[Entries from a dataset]
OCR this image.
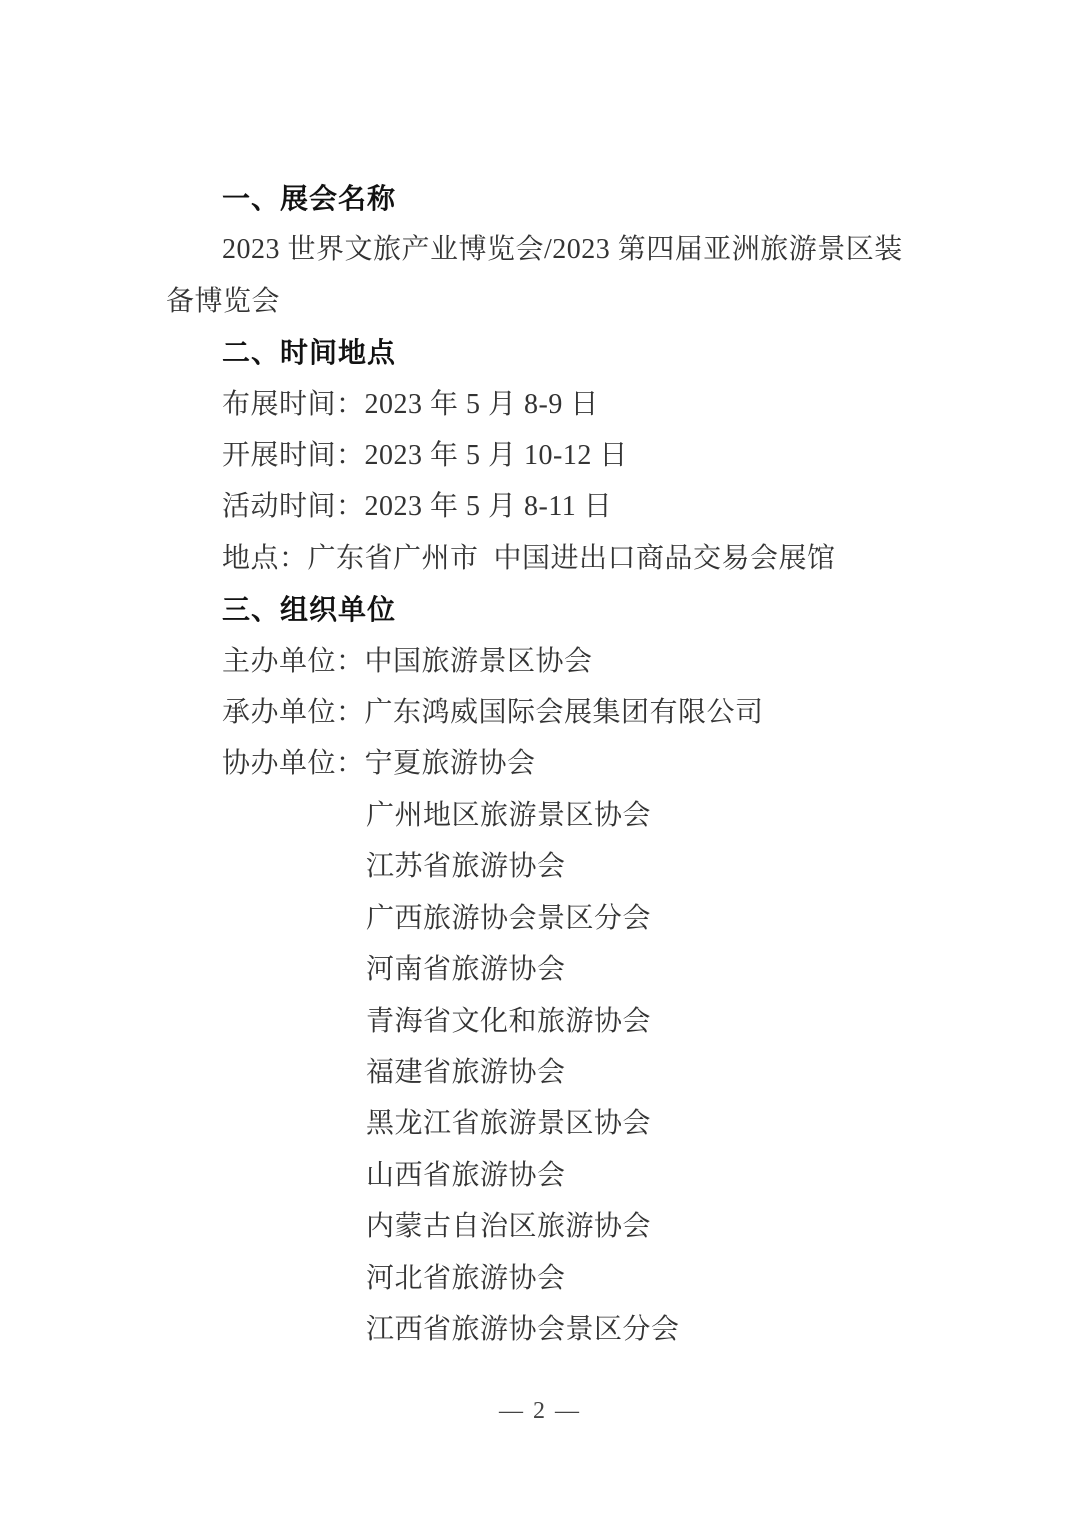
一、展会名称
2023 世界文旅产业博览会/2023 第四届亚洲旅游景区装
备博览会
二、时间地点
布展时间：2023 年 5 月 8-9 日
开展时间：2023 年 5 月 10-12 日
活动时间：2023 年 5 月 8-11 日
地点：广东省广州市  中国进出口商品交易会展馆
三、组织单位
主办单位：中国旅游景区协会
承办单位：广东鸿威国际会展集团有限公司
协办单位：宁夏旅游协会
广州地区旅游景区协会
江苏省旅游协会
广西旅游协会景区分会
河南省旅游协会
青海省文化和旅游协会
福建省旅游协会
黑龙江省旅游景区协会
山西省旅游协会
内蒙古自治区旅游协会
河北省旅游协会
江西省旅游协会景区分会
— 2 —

==

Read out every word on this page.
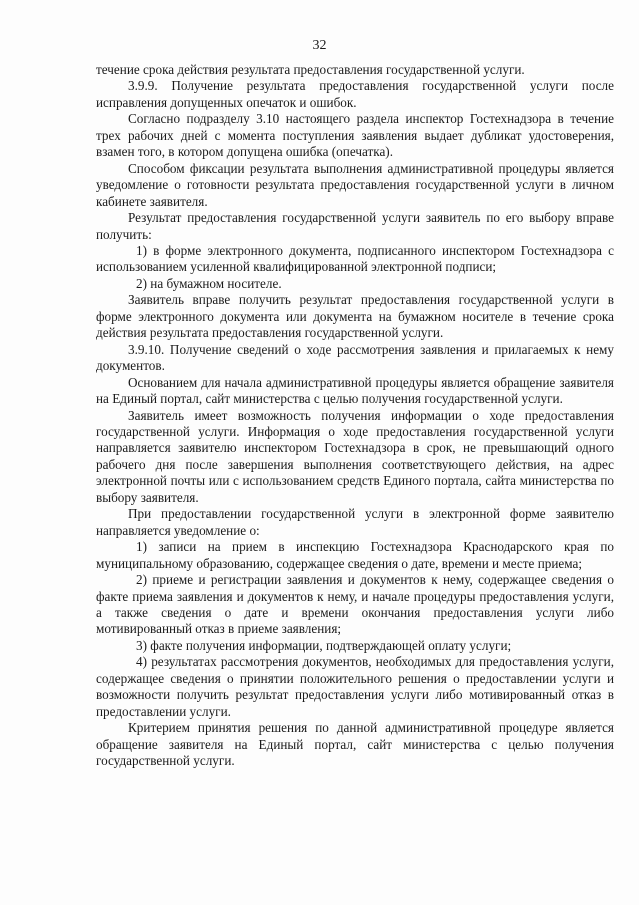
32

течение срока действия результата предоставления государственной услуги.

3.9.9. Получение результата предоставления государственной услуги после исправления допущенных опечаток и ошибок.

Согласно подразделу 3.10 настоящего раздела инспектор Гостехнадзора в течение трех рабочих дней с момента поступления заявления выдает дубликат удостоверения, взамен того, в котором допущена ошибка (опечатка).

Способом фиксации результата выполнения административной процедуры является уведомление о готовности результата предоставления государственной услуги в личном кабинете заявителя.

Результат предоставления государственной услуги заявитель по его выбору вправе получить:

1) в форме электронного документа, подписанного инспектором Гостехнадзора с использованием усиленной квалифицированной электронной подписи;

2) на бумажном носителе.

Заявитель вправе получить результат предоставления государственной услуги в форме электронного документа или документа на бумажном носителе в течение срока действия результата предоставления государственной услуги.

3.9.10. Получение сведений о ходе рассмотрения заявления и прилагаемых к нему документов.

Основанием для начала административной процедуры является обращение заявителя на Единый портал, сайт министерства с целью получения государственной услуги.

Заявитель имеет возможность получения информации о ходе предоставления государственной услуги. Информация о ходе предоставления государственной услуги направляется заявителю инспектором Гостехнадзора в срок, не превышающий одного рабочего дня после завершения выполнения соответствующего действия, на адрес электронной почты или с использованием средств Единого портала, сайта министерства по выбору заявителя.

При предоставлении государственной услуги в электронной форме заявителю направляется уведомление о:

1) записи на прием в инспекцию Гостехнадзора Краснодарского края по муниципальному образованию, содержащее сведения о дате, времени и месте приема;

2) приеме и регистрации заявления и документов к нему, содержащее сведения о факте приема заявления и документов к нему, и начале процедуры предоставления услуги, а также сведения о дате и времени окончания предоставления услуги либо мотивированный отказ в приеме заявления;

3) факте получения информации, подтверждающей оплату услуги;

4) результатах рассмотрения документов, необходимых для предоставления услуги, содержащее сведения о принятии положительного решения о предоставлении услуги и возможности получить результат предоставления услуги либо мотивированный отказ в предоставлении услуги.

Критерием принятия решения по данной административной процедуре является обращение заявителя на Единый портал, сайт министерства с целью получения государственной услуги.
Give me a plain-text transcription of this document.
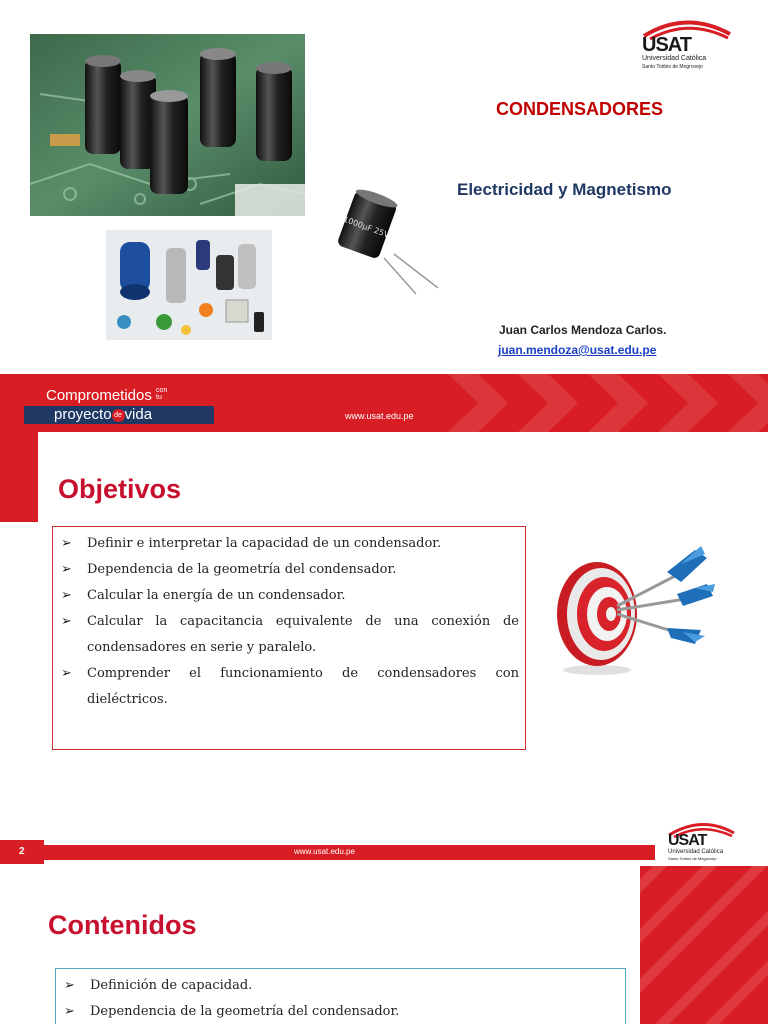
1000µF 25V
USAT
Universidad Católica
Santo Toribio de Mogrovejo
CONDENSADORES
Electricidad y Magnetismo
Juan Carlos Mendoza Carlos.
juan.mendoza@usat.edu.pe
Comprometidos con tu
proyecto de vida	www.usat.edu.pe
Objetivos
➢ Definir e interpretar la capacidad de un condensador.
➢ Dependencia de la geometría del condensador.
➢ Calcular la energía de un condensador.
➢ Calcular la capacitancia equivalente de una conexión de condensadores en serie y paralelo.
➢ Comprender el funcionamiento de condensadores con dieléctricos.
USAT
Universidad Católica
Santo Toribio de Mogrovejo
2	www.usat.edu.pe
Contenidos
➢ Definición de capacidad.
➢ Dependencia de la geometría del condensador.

---

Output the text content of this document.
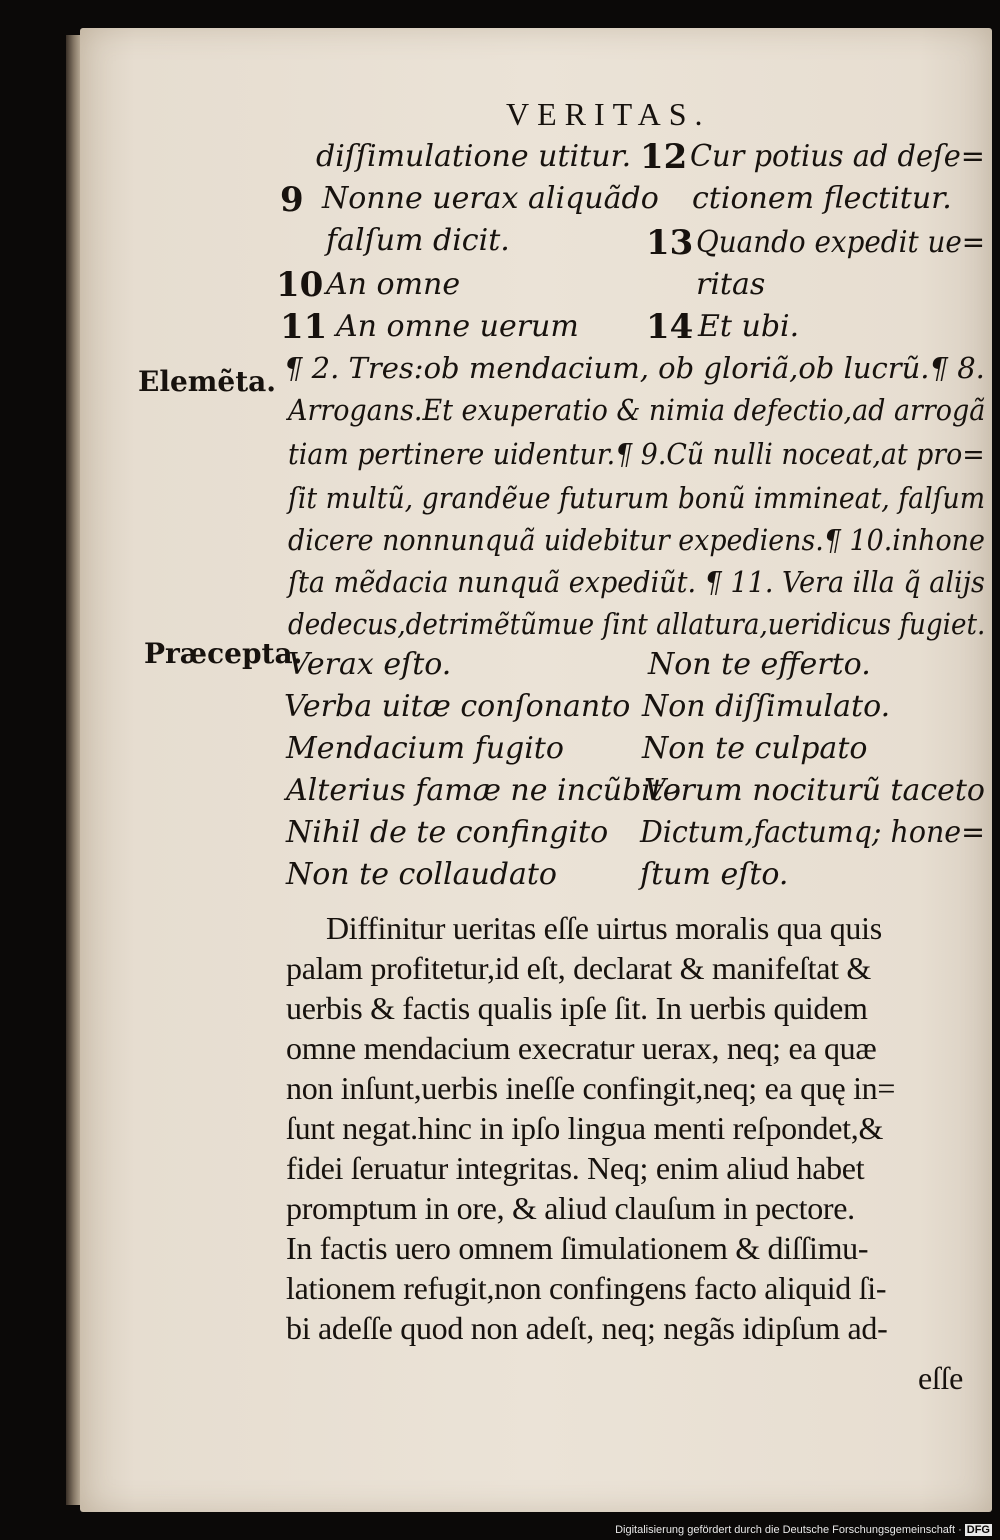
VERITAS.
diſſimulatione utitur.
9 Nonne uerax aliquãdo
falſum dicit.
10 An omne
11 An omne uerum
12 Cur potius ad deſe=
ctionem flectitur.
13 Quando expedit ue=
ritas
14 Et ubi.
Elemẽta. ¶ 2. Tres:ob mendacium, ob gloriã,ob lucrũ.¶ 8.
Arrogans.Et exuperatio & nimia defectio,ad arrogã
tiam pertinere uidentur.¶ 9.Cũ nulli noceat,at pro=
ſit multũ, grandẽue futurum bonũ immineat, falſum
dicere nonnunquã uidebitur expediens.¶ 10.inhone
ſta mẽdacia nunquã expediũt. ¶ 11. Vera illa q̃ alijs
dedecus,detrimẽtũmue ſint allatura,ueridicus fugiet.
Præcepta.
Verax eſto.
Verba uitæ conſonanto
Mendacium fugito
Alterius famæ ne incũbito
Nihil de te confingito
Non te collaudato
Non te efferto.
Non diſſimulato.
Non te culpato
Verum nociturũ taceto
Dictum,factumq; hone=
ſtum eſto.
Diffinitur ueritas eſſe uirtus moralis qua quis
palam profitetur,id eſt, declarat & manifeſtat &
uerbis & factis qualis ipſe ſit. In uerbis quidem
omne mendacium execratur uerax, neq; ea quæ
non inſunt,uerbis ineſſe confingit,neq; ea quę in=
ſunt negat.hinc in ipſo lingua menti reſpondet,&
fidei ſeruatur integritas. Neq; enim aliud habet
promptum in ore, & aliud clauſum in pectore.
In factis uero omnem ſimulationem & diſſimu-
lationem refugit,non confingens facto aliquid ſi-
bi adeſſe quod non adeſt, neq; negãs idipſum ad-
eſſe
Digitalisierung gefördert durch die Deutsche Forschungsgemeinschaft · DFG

Task goal: Tell how many lines in the material contain the word "после". Only the number is wanted.

The reply: 2